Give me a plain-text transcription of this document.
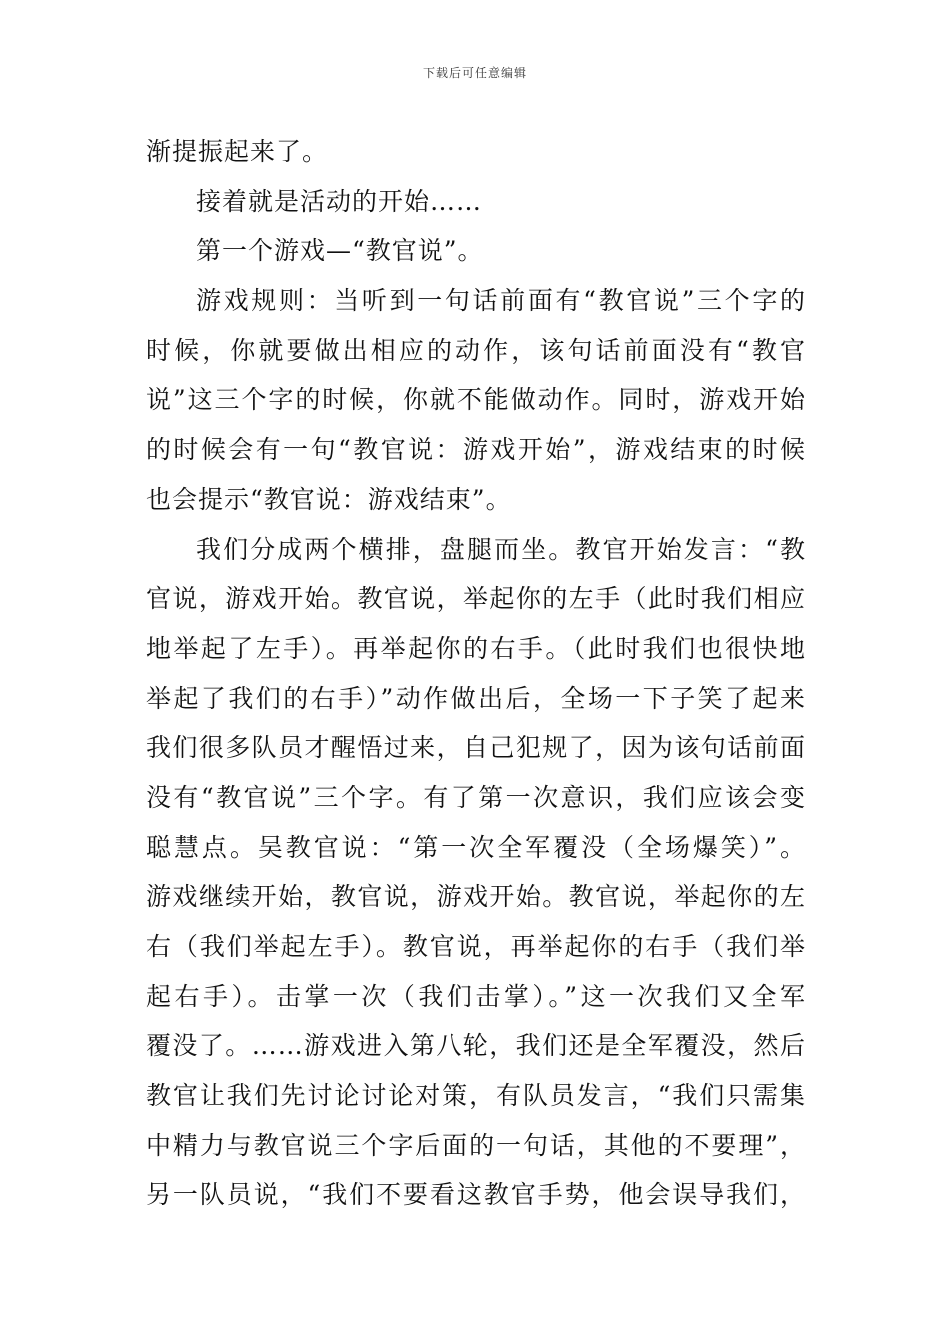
下载后可任意编辑
渐提振起来了。
接着就是活动的开始……
第一个游戏—“教官说”。
游戏规则：当听到一句话前面有“教官说”三个字的
时候，你就要做出相应的动作，该句话前面没有“教官
说”这三个字的时候，你就不能做动作。同时，游戏开始
的时候会有一句“教官说：游戏开始”，游戏结束的时候
也会提示“教官说：游戏结束”。
我们分成两个横排，盘腿而坐。教官开始发言：“教
官说，游戏开始。教官说，举起你的左手（此时我们相应
地举起了左手）。再举起你的右手。（此时我们也很快地
举起了我们的右手）”动作做出后，全场一下子笑了起来
我们很多队员才醒悟过来，自己犯规了，因为该句话前面
没有“教官说”三个字。有了第一次意识，我们应该会变
聪慧点。吴教官说：“第一次全军覆没（全场爆笑）”。
游戏继续开始，教官说，游戏开始。教官说，举起你的左
右（我们举起左手）。教官说，再举起你的右手（我们举
起右手）。击掌一次（我们击掌）。”这一次我们又全军
覆没了。……游戏进入第八轮，我们还是全军覆没，然后
教官让我们先讨论讨论对策，有队员发言，“我们只需集
中精力与教官说三个字后面的一句话，其他的不要理”，
另一队员说，“我们不要看这教官手势，他会误导我们，
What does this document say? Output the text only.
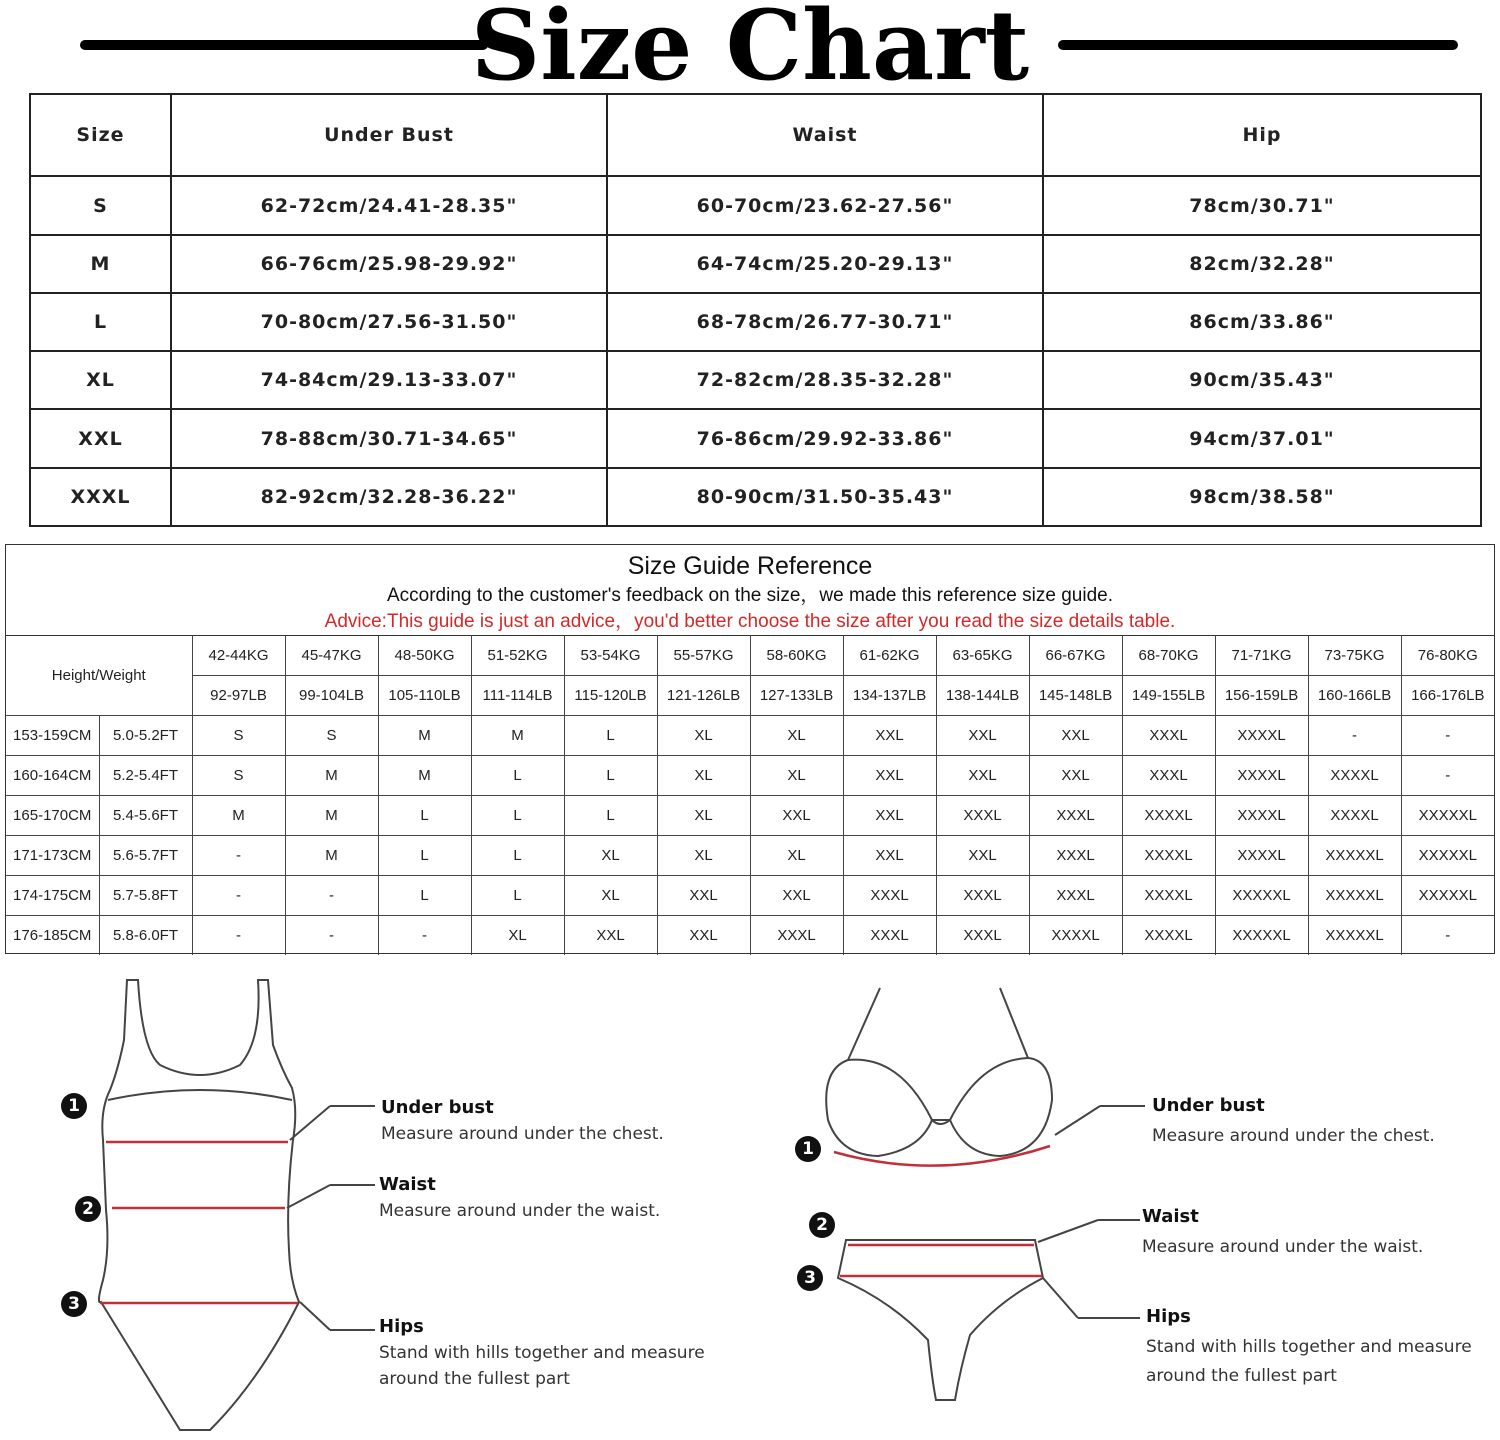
Size Chart
Size	Under Bust	Waist	Hip
S	62-72cm/24.41-28.35"	60-70cm/23.62-27.56"	78cm/30.71"
M	66-76cm/25.98-29.92"	64-74cm/25.20-29.13"	82cm/32.28"
L	70-80cm/27.56-31.50"	68-78cm/26.77-30.71"	86cm/33.86"
XL	74-84cm/29.13-33.07"	72-82cm/28.35-32.28"	90cm/35.43"
XXL	78-88cm/30.71-34.65"	76-86cm/29.92-33.86"	94cm/37.01"
XXXL	82-92cm/32.28-36.22"	80-90cm/31.50-35.43"	98cm/38.58"
Size Guide Reference
According to the customer's feedback on the size，we made this reference size guide.
Advice:This guide is just an advice，you'd better choose the size after you read the size details table.
Height/Weight		42-44KG	45-47KG	48-50KG	51-52KG	53-54KG	55-57KG	58-60KG	61-62KG	63-65KG	66-67KG	68-70KG	71-71KG	73-75KG	76-80KG
		92-97LB	99-104LB	105-110LB	111-114LB	115-120LB	121-126LB	127-133LB	134-137LB	138-144LB	145-148LB	149-155LB	156-159LB	160-166LB	166-176LB
153-159CM	5.0-5.2FT	S	S	M	M	L	XL	XL	XXL	XXL	XXL	XXXL	XXXXL	-	-
160-164CM	5.2-5.4FT	S	M	M	L	L	XL	XL	XXL	XXL	XXL	XXXL	XXXXL	XXXXL	-
165-170CM	5.4-5.6FT	M	M	L	L	L	XL	XXL	XXL	XXXL	XXXL	XXXXL	XXXXL	XXXXL	XXXXXL
171-173CM	5.6-5.7FT	-	M	L	L	XL	XL	XL	XXL	XXL	XXXL	XXXXL	XXXXL	XXXXXL	XXXXXL
174-175CM	5.7-5.8FT	-	-	L	L	XL	XXL	XXL	XXXL	XXXL	XXXL	XXXXL	XXXXXL	XXXXXL	XXXXXL
176-185CM	5.8-6.0FT	-	-	-	XL	XXL	XXL	XXXL	XXXL	XXXL	XXXXL	XXXXL	XXXXXL	XXXXXL	-
1
2
3
Under bust
Measure around under the chest.
Waist
Measure around under the waist.
Hips
Stand with hills together and measure
around the fullest part
1
2
3
Under bust
Measure around under the chest.
Waist
Measure around under the waist.
Hips
Stand with hills together and measure
around the fullest part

━━━━━━━━━━━━━━━━━━━━

[What you will do] Copy out each line exactly, without the pictures.

[Completed exercise]
Give me a plain-text transcription of this document.
下载后可任意编辑
渐提振起来了。
接着就是活动的开始……
第一个游戏—“教官说”。
游戏规则：当听到一句话前面有“教官说”三个字的
时候，你就要做出相应的动作，该句话前面没有“教官
说”这三个字的时候，你就不能做动作。同时，游戏开始
的时候会有一句“教官说：游戏开始”，游戏结束的时候
也会提示“教官说：游戏结束”。
我们分成两个横排，盘腿而坐。教官开始发言：“教
官说，游戏开始。教官说，举起你的左手（此时我们相应
地举起了左手）。再举起你的右手。（此时我们也很快地
举起了我们的右手）”动作做出后，全场一下子笑了起来
我们很多队员才醒悟过来，自己犯规了，因为该句话前面
没有“教官说”三个字。有了第一次意识，我们应该会变
聪慧点。吴教官说：“第一次全军覆没（全场爆笑）”。
游戏继续开始，教官说，游戏开始。教官说，举起你的左
右（我们举起左手）。教官说，再举起你的右手（我们举
起右手）。击掌一次（我们击掌）。”这一次我们又全军
覆没了。……游戏进入第八轮，我们还是全军覆没，然后
教官让我们先讨论讨论对策，有队员发言，“我们只需集
中精力与教官说三个字后面的一句话，其他的不要理”，
另一队员说，“我们不要看这教官手势，他会误导我们，
What does this document say? Output the text only.
Size Chart
Size	Under Bust	Waist	Hip
S	62-72cm/24.41-28.35"	60-70cm/23.62-27.56"	78cm/30.71"
M	66-76cm/25.98-29.92"	64-74cm/25.20-29.13"	82cm/32.28"
L	70-80cm/27.56-31.50"	68-78cm/26.77-30.71"	86cm/33.86"
XL	74-84cm/29.13-33.07"	72-82cm/28.35-32.28"	90cm/35.43"
XXL	78-88cm/30.71-34.65"	76-86cm/29.92-33.86"	94cm/37.01"
XXXL	82-92cm/32.28-36.22"	80-90cm/31.50-35.43"	98cm/38.58"
Size Guide Reference
According to the customer's feedback on the size，we made this reference size guide.
Advice:This guide is just an advice，you'd better choose the size after you read the size details table.
Height/Weight		42-44KG	45-47KG	48-50KG	51-52KG	53-54KG	55-57KG	58-60KG	61-62KG	63-65KG	66-67KG	68-70KG	71-71KG	73-75KG	76-80KG
		92-97LB	99-104LB	105-110LB	111-114LB	115-120LB	121-126LB	127-133LB	134-137LB	138-144LB	145-148LB	149-155LB	156-159LB	160-166LB	166-176LB
153-159CM	5.0-5.2FT	S	S	M	M	L	XL	XL	XXL	XXL	XXL	XXXL	XXXXL	-	-
160-164CM	5.2-5.4FT	S	M	M	L	L	XL	XL	XXL	XXL	XXL	XXXL	XXXXL	XXXXL	-
165-170CM	5.4-5.6FT	M	M	L	L	L	XL	XXL	XXL	XXXL	XXXL	XXXXL	XXXXL	XXXXL	XXXXXL
171-173CM	5.6-5.7FT	-	M	L	L	XL	XL	XL	XXL	XXL	XXXL	XXXXL	XXXXL	XXXXXL	XXXXXL
174-175CM	5.7-5.8FT	-	-	L	L	XL	XXL	XXL	XXXL	XXXL	XXXL	XXXXL	XXXXXL	XXXXXL	XXXXXL
176-185CM	5.8-6.0FT	-	-	-	XL	XXL	XXL	XXXL	XXXL	XXXL	XXXXL	XXXXL	XXXXXL	XXXXXL	-
1
2
3
Under bust
Measure around under the chest.
Waist
Measure around under the waist.
Hips
Stand with hills together and measure
around the fullest part
1
2
3
Under bust
Measure around under the chest.
Waist
Measure around under the waist.
Hips
Stand with hills together and measure
around the fullest part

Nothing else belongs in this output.